**Tekstfragment:**
Voor de horeca en de retail ontwikkelde de coöperatie de lijn Achterhoeks Goud en Achterhoeks Oorsprong. De blend wijnen, samengesteld uit meerdere druivensoorten, dragen Achterhoekse namen als Uut bloaz’n, Good Goan en Weerkomm’n. Inmiddels zijn de producten in alle Achterhoekse plaatsen te verkrijgen. Veel restaurants in de streek hebben de eigen wijn op de drankenkaart staan.

**Opdrachten:**
1. Welke Achterhoekse namen dragen de blendwijnen volgens de tekst over de Achterhoekse wijn?
2. Schrijf de tekst over de Achterhoekse wijn verder, aansluitend op de laatste zin.

**Gegevens over regiogrenzen:**
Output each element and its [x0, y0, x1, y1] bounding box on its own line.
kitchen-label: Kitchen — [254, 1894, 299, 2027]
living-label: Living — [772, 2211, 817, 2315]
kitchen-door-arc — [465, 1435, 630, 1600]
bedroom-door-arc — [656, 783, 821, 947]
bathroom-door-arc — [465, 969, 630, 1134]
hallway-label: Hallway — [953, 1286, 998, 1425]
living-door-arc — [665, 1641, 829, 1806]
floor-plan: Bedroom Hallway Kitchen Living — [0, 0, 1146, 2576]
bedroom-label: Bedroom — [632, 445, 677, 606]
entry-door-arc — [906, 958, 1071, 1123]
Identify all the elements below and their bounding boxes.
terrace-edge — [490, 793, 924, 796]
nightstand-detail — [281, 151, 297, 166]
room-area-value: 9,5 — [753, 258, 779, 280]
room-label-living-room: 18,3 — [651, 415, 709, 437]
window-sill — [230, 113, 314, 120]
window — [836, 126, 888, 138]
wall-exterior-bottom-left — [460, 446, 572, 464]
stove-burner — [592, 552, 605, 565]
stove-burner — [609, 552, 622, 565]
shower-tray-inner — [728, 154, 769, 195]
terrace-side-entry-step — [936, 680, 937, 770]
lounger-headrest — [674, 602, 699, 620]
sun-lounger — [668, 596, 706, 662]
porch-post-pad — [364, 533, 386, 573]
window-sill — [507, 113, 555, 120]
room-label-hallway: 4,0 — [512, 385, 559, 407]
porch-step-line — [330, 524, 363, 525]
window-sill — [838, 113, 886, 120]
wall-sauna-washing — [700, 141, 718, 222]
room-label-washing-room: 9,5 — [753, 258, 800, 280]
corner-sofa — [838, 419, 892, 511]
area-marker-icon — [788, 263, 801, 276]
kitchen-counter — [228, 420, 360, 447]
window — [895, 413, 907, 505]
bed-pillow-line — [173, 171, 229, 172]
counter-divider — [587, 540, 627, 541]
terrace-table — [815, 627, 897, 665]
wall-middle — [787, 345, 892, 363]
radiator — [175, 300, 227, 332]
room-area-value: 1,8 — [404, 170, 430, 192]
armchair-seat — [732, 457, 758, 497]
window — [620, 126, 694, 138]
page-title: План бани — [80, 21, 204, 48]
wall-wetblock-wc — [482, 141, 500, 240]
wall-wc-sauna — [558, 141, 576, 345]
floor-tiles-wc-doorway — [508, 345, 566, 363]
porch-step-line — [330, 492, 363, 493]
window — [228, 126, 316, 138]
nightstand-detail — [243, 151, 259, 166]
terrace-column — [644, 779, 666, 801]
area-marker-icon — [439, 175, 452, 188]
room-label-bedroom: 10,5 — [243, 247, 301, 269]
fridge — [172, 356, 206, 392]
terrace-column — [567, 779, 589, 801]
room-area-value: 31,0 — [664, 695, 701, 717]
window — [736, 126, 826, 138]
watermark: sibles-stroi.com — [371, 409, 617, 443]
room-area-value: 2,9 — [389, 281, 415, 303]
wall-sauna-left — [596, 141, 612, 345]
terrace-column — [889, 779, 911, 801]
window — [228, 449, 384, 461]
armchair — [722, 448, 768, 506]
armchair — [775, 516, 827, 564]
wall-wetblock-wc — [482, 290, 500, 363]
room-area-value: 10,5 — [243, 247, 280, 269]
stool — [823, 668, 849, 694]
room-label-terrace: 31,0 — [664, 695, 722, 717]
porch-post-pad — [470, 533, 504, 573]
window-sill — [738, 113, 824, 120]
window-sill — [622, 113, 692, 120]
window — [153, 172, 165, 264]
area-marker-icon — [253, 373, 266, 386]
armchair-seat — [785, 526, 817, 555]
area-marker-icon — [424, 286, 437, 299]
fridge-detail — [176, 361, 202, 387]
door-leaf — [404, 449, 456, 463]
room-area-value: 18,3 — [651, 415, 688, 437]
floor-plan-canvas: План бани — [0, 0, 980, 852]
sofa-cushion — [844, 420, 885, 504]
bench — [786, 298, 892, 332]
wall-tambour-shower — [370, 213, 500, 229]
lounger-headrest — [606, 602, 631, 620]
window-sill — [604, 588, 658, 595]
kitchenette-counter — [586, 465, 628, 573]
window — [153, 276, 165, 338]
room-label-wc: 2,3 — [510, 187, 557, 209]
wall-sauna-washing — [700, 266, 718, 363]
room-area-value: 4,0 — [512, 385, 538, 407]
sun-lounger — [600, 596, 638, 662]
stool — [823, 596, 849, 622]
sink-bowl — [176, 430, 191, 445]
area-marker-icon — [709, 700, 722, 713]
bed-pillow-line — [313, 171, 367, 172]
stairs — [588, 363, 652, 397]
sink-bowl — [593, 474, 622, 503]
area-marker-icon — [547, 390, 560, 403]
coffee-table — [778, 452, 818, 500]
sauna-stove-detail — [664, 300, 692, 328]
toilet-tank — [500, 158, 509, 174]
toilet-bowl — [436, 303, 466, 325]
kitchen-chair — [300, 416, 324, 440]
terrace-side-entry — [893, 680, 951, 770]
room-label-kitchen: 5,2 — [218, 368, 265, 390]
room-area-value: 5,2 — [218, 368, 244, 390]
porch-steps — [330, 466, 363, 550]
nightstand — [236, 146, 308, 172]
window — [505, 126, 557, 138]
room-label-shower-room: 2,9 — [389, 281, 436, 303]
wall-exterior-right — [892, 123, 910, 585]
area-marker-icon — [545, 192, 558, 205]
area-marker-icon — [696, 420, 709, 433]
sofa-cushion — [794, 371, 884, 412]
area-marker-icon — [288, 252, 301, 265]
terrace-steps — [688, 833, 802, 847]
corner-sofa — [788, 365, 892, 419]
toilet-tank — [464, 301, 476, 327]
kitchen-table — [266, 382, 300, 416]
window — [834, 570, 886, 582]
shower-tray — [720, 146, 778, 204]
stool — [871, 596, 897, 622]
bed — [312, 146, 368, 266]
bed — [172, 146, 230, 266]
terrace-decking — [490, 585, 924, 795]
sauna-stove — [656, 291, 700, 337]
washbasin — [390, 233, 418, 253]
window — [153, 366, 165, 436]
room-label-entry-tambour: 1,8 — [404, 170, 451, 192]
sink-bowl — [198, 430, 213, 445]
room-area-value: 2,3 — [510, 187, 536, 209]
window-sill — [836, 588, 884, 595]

**Antwoorden:**
1. Uut bloaz’n, Good Goan en Weerkomm’n.

2.
Bij het onderhoud van zijn wijngaard wordt Weenink bijgestaan door vijf scholieren. „Trossen wegknippen, blad plukken, boogjes maken, dat soort werk. Tot nu toe hebben we niet echt grote problemen gehad. Dankzij het feit dat we door het bundelen van de krachten mensen met ervaring konden inhuren. Moet je alles zelf uitvinden, dan duurt het jaren voor je een redelijke wijn hebt. In de agrarische sector wordt heel veel kennis van vader op zoon overgedragen. Je kijkt als kind over de schouder van je vader mee. Later gaat je vader over jouw schouder meekijken. In de wijnbouw hebben wij die lange ervaring niet. Dan is het handig als je mensen achter de hand hebt die alles al hebben meegemaakt.”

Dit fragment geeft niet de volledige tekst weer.